#### DO THIS:
Please rewrite the listing below, putting "field-label" wherever "info-label" appears and leaving everything else unchanged.

#### DATA FOR THIS EXERCISE:
+---+

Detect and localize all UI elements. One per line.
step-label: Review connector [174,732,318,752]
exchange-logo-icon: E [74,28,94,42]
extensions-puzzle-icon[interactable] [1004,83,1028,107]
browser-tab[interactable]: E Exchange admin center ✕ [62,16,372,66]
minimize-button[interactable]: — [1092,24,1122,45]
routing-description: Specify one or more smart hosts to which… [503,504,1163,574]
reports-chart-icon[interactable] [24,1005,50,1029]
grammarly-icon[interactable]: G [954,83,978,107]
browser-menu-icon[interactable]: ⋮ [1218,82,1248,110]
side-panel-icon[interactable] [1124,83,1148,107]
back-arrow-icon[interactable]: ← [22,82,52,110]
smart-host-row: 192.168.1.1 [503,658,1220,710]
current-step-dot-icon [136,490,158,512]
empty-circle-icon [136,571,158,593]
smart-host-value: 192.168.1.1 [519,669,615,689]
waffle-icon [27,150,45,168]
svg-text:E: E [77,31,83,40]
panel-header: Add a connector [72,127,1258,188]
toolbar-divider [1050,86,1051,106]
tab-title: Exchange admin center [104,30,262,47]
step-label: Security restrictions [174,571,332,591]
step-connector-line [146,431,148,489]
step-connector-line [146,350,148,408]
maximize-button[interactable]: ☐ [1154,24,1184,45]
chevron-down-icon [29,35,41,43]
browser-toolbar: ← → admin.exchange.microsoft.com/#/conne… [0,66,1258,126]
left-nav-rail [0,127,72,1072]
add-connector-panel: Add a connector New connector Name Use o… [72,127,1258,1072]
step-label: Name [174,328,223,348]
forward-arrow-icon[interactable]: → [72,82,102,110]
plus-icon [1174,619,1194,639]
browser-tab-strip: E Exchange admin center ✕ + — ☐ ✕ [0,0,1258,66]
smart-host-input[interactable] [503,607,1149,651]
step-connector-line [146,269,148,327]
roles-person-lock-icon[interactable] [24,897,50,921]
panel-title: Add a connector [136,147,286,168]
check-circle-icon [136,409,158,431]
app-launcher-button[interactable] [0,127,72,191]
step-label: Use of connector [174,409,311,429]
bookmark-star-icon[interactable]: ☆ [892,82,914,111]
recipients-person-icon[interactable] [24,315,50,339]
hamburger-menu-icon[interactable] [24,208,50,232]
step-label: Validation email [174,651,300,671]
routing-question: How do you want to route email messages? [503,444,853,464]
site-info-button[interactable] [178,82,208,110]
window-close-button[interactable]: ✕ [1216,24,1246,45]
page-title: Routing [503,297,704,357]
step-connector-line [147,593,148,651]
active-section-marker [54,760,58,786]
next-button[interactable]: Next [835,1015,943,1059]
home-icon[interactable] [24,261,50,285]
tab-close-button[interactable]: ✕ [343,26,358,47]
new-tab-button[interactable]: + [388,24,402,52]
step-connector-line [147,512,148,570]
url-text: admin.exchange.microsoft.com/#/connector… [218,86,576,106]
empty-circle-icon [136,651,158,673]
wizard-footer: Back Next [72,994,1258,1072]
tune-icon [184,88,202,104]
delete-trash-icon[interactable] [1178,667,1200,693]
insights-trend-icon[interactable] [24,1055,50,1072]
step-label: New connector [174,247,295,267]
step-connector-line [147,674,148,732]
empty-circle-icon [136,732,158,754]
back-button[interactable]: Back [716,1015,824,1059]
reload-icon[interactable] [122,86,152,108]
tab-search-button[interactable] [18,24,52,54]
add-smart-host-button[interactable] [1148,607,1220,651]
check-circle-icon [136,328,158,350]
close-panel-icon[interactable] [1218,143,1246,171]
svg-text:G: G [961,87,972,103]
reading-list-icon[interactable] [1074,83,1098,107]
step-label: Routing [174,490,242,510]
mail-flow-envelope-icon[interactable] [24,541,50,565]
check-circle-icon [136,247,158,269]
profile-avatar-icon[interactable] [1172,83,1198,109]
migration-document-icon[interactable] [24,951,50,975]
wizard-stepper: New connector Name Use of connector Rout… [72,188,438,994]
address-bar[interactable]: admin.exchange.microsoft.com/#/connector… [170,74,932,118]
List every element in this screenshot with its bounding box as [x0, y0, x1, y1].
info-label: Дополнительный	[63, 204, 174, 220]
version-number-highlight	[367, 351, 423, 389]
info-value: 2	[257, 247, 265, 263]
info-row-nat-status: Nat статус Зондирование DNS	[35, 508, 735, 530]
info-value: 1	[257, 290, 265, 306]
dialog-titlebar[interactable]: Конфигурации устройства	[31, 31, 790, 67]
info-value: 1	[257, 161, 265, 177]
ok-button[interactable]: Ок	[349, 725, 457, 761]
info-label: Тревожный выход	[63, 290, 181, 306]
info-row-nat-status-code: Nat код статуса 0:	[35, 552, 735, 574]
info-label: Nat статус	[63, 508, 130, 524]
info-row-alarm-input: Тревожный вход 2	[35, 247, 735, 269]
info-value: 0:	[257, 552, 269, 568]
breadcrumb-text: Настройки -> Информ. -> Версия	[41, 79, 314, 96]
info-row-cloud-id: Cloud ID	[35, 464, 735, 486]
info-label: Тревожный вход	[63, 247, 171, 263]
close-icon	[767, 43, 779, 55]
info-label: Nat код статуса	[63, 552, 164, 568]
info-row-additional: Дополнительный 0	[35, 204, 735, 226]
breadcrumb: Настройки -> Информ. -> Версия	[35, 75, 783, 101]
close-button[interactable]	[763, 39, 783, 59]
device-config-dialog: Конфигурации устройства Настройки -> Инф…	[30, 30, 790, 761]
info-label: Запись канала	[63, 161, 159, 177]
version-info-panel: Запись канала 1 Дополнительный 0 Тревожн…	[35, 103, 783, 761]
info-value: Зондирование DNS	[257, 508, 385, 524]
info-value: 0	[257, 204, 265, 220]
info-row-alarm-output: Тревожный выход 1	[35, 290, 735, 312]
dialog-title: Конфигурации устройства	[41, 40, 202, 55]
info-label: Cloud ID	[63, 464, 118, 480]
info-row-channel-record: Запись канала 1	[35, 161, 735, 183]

+---+

#### RESULT:
Detect and localize all UI elements. One per line.
step-label: Review connector [174,732,318,752]
exchange-logo-icon: E [74,28,94,42]
extensions-puzzle-icon[interactable] [1004,83,1028,107]
browser-tab[interactable]: E Exchange admin center ✕ [62,16,372,66]
minimize-button[interactable]: — [1092,24,1122,45]
routing-description: Specify one or more smart hosts to which… [503,504,1163,574]
reports-chart-icon[interactable] [24,1005,50,1029]
grammarly-icon[interactable]: G [954,83,978,107]
browser-menu-icon[interactable]: ⋮ [1218,82,1248,110]
side-panel-icon[interactable] [1124,83,1148,107]
back-arrow-icon[interactable]: ← [22,82,52,110]
smart-host-row: 192.168.1.1 [503,658,1220,710]
current-step-dot-icon [136,490,158,512]
empty-circle-icon [136,571,158,593]
smart-host-value: 192.168.1.1 [519,669,615,689]
waffle-icon [27,150,45,168]
svg-text:E: E [77,31,83,40]
panel-header: Add a connector [72,127,1258,188]
toolbar-divider [1050,86,1051,106]
tab-title: Exchange admin center [104,30,262,47]
step-label: Security restrictions [174,571,332,591]
step-connector-line [146,431,148,489]
step-connector-line [146,350,148,408]
maximize-button[interactable]: ☐ [1154,24,1184,45]
chevron-down-icon [29,35,41,43]
browser-toolbar: ← → admin.exchange.microsoft.com/#/conne… [0,66,1258,126]
left-nav-rail [0,127,72,1072]
add-connector-panel: Add a connector New connector Name Use o… [72,127,1258,1072]
step-label: Name [174,328,223,348]
forward-arrow-icon[interactable]: → [72,82,102,110]
plus-icon [1174,619,1194,639]
browser-tab-strip: E Exchange admin center ✕ + — ☐ ✕ [0,0,1258,66]
smart-host-input[interactable] [503,607,1149,651]
step-connector-line [146,269,148,327]
roles-person-lock-icon[interactable] [24,897,50,921]
panel-title: Add a connector [136,147,286,168]
check-circle-icon [136,409,158,431]
app-launcher-button[interactable] [0,127,72,191]
step-label: Use of connector [174,409,311,429]
bookmark-star-icon[interactable]: ☆ [892,82,914,111]
recipients-person-icon[interactable] [24,315,50,339]
hamburger-menu-icon[interactable] [24,208,50,232]
step-label: Validation email [174,651,300,671]
routing-question: How do you want to route email messages? [503,444,853,464]
site-info-button[interactable] [178,82,208,110]
window-close-button[interactable]: ✕ [1216,24,1246,45]
page-title: Routing [503,297,704,357]
step-connector-line [147,593,148,651]
active-section-marker [54,760,58,786]
next-button[interactable]: Next [835,1015,943,1059]
home-icon[interactable] [24,261,50,285]
tab-close-button[interactable]: ✕ [343,26,358,47]
new-tab-button[interactable]: + [388,24,402,52]
step-connector-line [147,512,148,570]
url-text: admin.exchange.microsoft.com/#/connector… [218,86,576,106]
empty-circle-icon [136,651,158,673]
wizard-footer: Back Next [72,994,1258,1072]
tune-icon [184,88,202,104]
delete-trash-icon[interactable] [1178,667,1200,693]
insights-trend-icon[interactable] [24,1055,50,1072]
step-label: New connector [174,247,295,267]
step-connector-line [147,674,148,732]
empty-circle-icon [136,732,158,754]
back-button[interactable]: Back [716,1015,824,1059]
reload-icon[interactable] [122,86,152,108]
tab-search-button[interactable] [18,24,52,54]
add-smart-host-button[interactable] [1148,607,1220,651]
check-circle-icon [136,328,158,350]
close-panel-icon[interactable] [1218,143,1246,171]
svg-text:G: G [961,87,972,103]
reading-list-icon[interactable] [1074,83,1098,107]
step-label: Routing [174,490,242,510]
mail-flow-envelope-icon[interactable] [24,541,50,565]
check-circle-icon [136,247,158,269]
profile-avatar-icon[interactable] [1172,83,1198,109]
migration-document-icon[interactable] [24,951,50,975]
wizard-stepper: New connector Name Use of connector Rout… [72,188,438,994]
address-bar[interactable]: admin.exchange.microsoft.com/#/connector… [170,74,932,118]
List every element in this screenshot with its bounding box as [x0, y0, x1, y1].
field-label: Дополнительный	[63, 204, 174, 220]
version-number-highlight	[367, 351, 423, 389]
info-value: 2	[257, 247, 265, 263]
info-row-nat-status: Nat статус Зондирование DNS	[35, 508, 735, 530]
info-value: 1	[257, 290, 265, 306]
dialog-titlebar[interactable]: Конфигурации устройства	[31, 31, 790, 67]
info-value: 1	[257, 161, 265, 177]
ok-button[interactable]: Ок	[349, 725, 457, 761]
field-label: Тревожный выход	[63, 290, 181, 306]
info-row-nat-status-code: Nat код статуса 0:	[35, 552, 735, 574]
field-label: Nat статус	[63, 508, 130, 524]
info-row-alarm-input: Тревожный вход 2	[35, 247, 735, 269]
info-value: 0:	[257, 552, 269, 568]
breadcrumb-text: Настройки -> Информ. -> Версия	[41, 79, 314, 96]
info-row-cloud-id: Cloud ID	[35, 464, 735, 486]
field-label: Тревожный вход	[63, 247, 171, 263]
close-icon	[767, 43, 779, 55]
field-label: Nat код статуса	[63, 552, 164, 568]
info-row-additional: Дополнительный 0	[35, 204, 735, 226]
breadcrumb: Настройки -> Информ. -> Версия	[35, 75, 783, 101]
close-button[interactable]	[763, 39, 783, 59]
device-config-dialog: Конфигурации устройства Настройки -> Инф…	[30, 30, 790, 761]
field-label: Запись канала	[63, 161, 159, 177]
version-info-panel: Запись канала 1 Дополнительный 0 Тревожн…	[35, 103, 783, 761]
info-value: Зондирование DNS	[257, 508, 385, 524]
info-value: 0	[257, 204, 265, 220]
info-row-alarm-output: Тревожный выход 1	[35, 290, 735, 312]
dialog-title: Конфигурации устройства	[41, 40, 202, 55]
field-label: Cloud ID	[63, 464, 118, 480]
info-row-channel-record: Запись канала 1	[35, 161, 735, 183]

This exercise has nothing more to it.